## TASK BRIEF:
Only a number is wanted: how many lines in the records below contain "Your"?
## BEGIN MATERIAL SHOWN
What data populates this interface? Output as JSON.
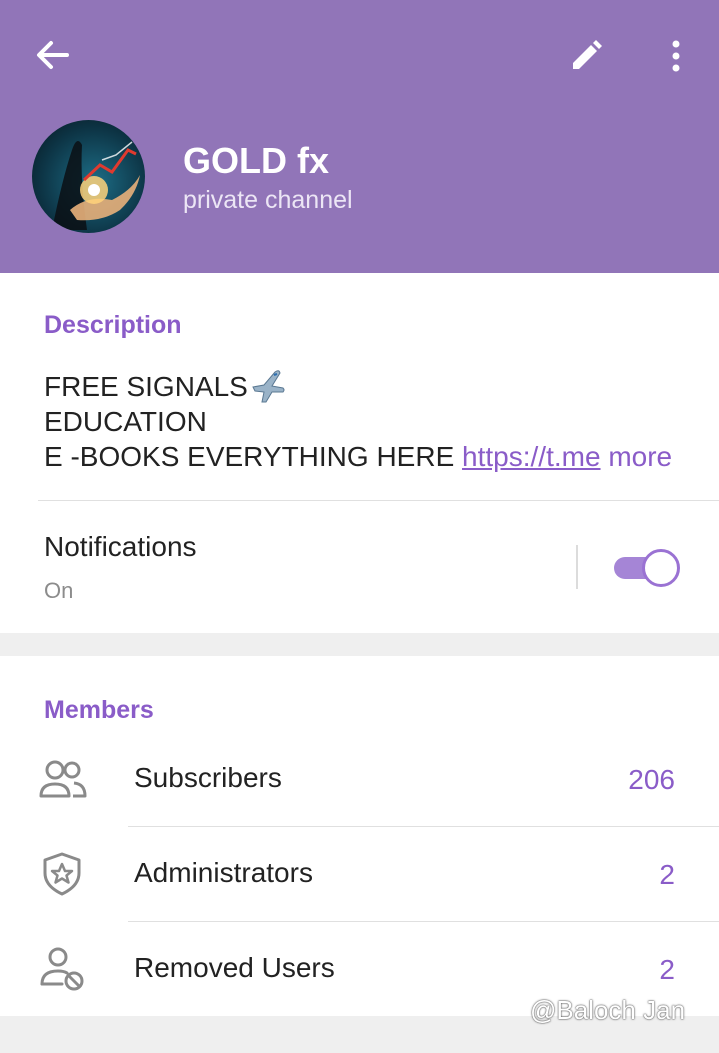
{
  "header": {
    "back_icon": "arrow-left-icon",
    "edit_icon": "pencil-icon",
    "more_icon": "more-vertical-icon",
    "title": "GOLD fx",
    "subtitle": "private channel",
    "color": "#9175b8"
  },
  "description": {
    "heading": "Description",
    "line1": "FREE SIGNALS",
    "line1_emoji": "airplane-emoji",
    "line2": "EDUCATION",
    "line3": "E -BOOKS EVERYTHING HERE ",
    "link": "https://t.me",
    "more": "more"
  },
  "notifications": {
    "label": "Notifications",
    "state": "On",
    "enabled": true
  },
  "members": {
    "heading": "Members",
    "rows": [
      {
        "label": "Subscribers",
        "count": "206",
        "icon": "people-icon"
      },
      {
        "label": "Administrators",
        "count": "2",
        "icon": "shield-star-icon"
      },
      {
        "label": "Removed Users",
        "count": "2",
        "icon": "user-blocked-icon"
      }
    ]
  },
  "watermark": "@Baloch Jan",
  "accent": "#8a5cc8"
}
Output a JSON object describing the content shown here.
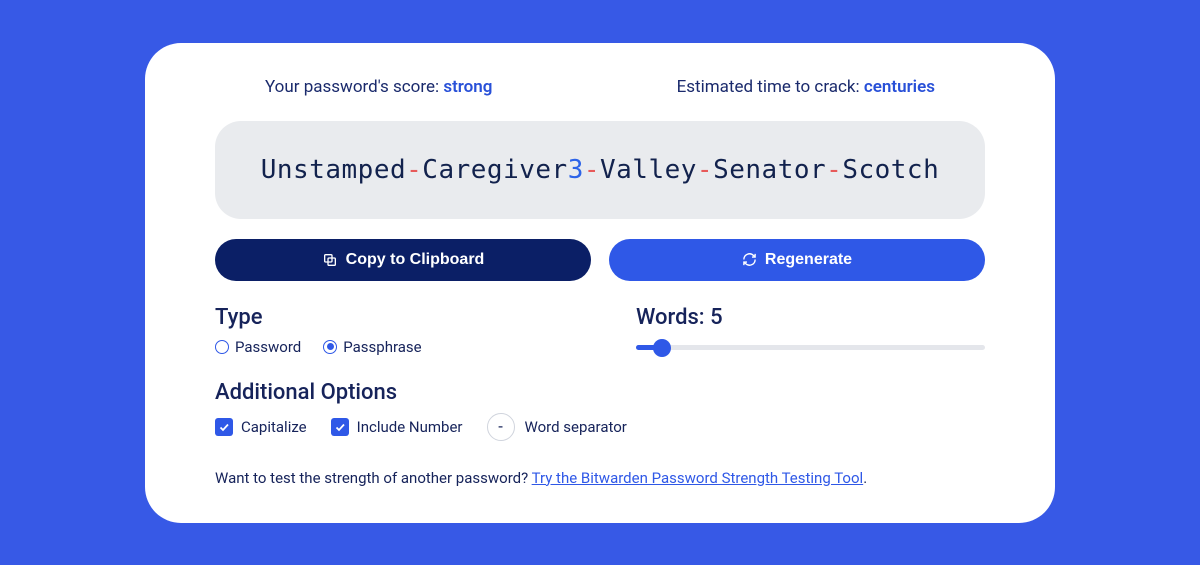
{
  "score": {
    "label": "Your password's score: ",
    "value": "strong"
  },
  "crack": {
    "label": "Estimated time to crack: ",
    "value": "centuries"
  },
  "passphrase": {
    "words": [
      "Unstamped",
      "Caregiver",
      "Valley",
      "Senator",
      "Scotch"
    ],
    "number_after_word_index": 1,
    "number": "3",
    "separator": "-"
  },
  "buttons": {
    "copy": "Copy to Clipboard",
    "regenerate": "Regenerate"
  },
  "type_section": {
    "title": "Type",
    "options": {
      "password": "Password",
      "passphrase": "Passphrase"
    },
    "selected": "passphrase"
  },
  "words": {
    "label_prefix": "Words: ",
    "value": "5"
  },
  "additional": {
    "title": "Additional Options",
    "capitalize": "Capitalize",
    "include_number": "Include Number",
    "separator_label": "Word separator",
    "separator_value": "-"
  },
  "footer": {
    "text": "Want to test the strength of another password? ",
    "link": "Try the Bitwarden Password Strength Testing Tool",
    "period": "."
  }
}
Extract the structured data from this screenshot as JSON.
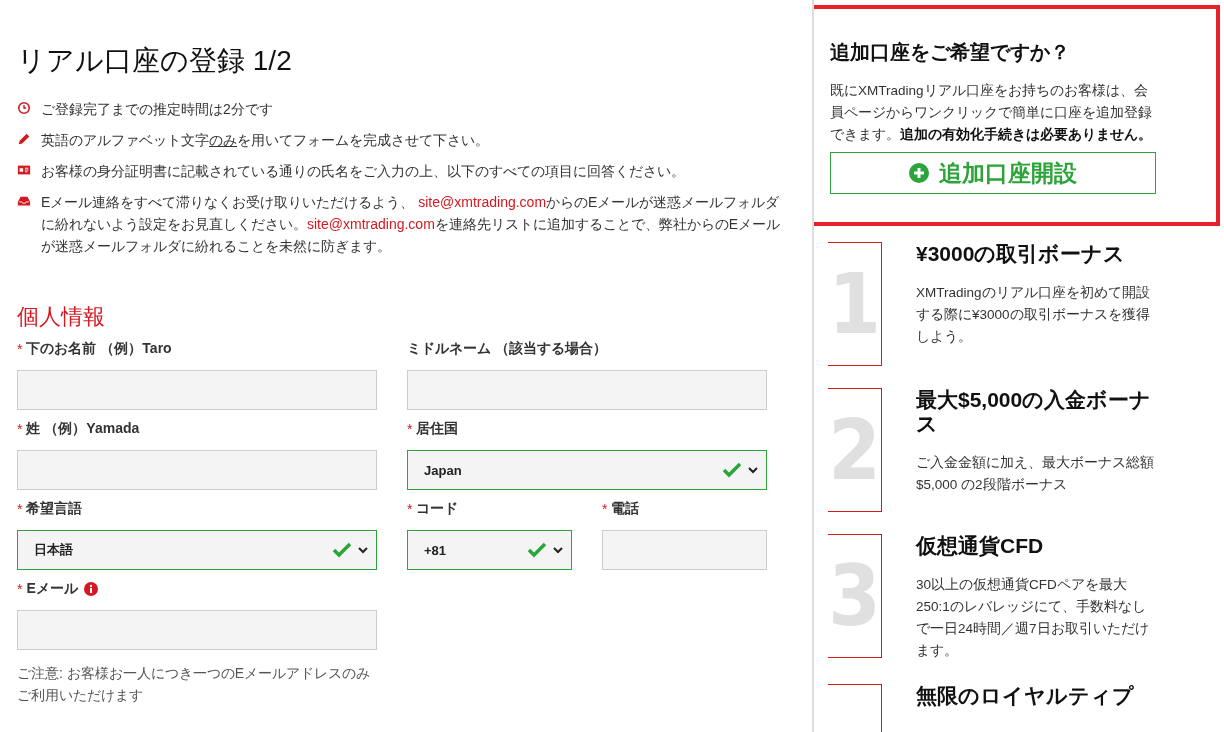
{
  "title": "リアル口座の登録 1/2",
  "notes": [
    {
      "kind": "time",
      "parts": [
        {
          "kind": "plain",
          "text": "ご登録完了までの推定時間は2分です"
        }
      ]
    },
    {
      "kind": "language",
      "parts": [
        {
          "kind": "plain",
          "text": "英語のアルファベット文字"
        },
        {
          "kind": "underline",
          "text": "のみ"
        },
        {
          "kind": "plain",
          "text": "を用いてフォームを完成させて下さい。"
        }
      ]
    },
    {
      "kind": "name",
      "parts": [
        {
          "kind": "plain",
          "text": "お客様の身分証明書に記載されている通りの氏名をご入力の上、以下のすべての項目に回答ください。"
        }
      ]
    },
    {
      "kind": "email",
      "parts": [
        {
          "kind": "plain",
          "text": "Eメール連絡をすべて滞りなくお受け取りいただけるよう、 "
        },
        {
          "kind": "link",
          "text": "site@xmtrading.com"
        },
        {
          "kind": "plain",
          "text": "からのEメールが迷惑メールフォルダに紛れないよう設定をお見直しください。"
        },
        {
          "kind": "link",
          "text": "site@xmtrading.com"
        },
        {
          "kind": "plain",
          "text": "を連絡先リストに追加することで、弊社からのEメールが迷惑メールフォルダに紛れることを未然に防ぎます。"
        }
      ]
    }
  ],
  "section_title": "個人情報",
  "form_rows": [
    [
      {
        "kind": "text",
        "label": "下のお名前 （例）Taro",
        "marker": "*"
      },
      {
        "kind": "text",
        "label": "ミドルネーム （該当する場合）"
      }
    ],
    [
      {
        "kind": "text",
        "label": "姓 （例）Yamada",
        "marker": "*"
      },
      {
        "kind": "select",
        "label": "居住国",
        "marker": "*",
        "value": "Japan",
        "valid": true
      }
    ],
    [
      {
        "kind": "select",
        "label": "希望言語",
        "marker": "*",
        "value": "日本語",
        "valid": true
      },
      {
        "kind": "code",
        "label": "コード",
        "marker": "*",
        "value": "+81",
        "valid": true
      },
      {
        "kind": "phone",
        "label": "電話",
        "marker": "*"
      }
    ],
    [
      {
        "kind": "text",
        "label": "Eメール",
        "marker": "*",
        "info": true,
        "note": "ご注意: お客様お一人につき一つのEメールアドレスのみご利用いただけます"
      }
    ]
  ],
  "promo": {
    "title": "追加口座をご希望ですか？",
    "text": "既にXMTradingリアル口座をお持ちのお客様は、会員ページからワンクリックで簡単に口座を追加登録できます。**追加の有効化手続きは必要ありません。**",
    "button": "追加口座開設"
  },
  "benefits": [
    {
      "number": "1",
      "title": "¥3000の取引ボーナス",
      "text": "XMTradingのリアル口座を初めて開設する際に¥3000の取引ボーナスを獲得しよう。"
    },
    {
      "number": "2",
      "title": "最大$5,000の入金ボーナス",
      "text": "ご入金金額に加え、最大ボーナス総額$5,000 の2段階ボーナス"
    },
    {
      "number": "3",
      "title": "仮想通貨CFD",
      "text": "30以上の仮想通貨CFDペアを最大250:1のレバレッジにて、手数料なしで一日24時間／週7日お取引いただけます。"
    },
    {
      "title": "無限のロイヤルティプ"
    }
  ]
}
## END MATERIAL SHOWN
## BEGIN MATERIAL SHOWN
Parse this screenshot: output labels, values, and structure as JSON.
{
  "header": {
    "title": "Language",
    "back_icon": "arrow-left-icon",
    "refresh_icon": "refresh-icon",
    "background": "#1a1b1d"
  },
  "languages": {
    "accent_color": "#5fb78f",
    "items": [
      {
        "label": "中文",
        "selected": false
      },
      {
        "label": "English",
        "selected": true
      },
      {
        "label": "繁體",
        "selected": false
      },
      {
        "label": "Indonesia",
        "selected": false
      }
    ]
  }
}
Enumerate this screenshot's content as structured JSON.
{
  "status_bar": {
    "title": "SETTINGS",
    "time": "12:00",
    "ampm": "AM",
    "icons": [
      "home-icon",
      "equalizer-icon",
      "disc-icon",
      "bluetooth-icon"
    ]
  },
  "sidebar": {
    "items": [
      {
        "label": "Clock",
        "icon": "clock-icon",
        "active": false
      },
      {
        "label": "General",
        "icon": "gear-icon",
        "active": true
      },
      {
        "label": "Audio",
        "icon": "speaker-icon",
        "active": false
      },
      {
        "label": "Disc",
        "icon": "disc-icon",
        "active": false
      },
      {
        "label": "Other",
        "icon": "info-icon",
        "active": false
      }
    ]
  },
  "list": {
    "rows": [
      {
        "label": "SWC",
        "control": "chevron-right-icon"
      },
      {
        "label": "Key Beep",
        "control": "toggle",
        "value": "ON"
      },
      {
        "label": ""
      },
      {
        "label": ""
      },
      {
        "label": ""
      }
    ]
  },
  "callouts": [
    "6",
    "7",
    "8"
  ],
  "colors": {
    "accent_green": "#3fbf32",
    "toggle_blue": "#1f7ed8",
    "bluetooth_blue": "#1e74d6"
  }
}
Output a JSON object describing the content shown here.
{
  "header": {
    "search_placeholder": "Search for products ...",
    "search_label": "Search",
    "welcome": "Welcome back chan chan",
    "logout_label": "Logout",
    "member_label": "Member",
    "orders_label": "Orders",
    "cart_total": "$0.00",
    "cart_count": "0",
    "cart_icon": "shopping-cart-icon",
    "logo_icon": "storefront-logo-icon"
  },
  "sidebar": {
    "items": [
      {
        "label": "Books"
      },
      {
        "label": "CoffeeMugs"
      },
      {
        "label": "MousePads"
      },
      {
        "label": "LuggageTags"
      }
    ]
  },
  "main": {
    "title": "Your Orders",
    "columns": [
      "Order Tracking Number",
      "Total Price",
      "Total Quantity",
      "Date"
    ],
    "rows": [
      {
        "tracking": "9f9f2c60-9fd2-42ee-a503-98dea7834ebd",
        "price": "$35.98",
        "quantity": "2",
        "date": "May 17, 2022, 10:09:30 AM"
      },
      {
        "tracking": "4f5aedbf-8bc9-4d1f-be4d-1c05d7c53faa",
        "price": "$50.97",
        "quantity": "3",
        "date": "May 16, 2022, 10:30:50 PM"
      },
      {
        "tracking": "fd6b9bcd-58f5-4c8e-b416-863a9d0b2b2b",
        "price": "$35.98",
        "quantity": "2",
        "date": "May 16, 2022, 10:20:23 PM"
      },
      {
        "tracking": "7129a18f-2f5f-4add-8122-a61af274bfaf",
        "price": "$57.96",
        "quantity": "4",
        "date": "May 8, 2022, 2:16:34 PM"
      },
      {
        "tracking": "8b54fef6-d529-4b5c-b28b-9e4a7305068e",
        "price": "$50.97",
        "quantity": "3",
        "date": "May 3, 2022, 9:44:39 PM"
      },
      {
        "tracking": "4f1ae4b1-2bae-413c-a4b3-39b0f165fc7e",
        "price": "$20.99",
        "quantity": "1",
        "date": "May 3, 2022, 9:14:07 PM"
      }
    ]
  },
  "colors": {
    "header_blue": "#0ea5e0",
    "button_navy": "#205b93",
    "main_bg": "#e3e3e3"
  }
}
## END MATERIAL SHOWN
## OUTPUT OF THE TASK:
2